> Work to complete:
(1) In the Eastern King Prawn text, which family do the big edible prawns in Australia belong to?
(2) Decide whether each statement agrees with the Eastern King Prawn text. Answer yes or no, and quote the deciding words from the text: (a) The Eastern King Prawn has a blue tail. (b) In some other parts of the world these animals are called shrimps. (c) The Eastern King Prawn lives only in freshwater rivers.
(3) Set down the stretch of the Eastern King Prawn text from "The Eastern King Prawn lives" through "Victoria and Tasmania.", character for character.

> Reading text:
The Eastern King Prawn is the most important commercial prawn species in New South Wales. All the big edible prawns in Australia are known as penaeid prawns and belong to the family Penaeidae.
The Eastern King Prawn is almost transparent with a blue tail tinged with red around the edges and a long rostrum or spike between the eyes. This rostrum or spike may help protect the prawn from predators, or at least cause some discomfort to those animals that eat them. In Australia we refer to these animals as prawns but in some other parts of the world they are called shrimps.
The Eastern King Prawn lives in intertidal estuaries and oceans.
The Eastern King Prawn is found in Queensland, New South Wales, Victoria and Tasmania.

> Provided data:
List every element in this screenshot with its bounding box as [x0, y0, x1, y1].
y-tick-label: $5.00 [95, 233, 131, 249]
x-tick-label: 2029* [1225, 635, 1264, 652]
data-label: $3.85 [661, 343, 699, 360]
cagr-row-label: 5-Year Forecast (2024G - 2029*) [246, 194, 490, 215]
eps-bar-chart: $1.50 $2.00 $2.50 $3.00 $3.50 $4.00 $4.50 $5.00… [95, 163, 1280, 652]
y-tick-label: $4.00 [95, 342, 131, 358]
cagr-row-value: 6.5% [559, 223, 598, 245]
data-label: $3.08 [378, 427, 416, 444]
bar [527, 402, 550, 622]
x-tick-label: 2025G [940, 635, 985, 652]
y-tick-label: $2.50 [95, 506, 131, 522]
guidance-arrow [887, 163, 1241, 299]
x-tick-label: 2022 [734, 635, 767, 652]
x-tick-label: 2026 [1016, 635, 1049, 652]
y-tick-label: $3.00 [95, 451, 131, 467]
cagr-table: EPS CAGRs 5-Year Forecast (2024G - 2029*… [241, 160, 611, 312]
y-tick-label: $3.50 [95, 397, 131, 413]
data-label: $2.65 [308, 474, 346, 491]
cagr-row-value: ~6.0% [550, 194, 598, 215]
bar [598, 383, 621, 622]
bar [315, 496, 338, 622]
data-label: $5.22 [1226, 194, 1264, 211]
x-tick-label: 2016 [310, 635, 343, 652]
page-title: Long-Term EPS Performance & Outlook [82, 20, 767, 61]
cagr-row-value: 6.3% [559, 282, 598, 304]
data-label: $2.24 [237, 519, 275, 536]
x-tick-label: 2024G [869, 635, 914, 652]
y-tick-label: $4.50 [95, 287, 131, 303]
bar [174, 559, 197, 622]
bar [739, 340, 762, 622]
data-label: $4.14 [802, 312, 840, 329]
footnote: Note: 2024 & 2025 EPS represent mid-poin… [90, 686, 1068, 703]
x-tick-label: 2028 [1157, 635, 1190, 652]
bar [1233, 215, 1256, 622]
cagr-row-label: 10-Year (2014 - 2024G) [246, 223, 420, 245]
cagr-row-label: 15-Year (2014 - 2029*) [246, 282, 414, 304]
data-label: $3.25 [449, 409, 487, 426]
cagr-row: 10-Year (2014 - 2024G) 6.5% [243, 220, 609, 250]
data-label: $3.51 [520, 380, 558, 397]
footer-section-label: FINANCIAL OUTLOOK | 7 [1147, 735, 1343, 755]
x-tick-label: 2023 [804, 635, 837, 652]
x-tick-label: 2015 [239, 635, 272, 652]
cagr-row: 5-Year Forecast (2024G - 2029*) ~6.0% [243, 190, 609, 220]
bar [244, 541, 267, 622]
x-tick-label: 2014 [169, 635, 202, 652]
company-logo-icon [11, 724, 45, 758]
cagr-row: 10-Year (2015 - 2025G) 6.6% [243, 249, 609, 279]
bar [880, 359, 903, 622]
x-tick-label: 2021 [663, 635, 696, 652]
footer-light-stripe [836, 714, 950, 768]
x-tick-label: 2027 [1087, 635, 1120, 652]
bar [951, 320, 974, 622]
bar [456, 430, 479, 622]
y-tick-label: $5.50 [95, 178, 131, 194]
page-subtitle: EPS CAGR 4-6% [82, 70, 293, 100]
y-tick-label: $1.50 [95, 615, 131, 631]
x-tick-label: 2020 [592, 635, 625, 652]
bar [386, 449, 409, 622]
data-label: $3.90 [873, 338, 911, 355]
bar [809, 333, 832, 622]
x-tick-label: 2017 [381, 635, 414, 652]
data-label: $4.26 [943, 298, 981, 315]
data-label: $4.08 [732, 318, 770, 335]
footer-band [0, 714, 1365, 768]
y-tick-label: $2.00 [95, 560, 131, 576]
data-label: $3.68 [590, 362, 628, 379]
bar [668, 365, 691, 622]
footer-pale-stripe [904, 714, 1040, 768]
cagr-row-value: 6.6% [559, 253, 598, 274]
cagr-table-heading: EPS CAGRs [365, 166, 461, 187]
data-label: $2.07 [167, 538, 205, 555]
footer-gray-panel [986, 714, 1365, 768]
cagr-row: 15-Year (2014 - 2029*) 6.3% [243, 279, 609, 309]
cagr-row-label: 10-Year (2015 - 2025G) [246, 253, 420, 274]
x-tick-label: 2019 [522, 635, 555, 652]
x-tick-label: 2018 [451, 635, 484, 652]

> Numbered answers:
(1) Penaeidae

(2)
(a) Yes: "a blue tail tinged with red around the edges"
(b) Yes: "in some other parts of the world they are called shrimps"
(c) No: "lives in intertidal estuaries and oceans"

(3)
The Eastern King Prawn lives in intertidal estuaries and oceans.
The Eastern King Prawn is found in Queensland, New South Wales, Victoria and Tasmania.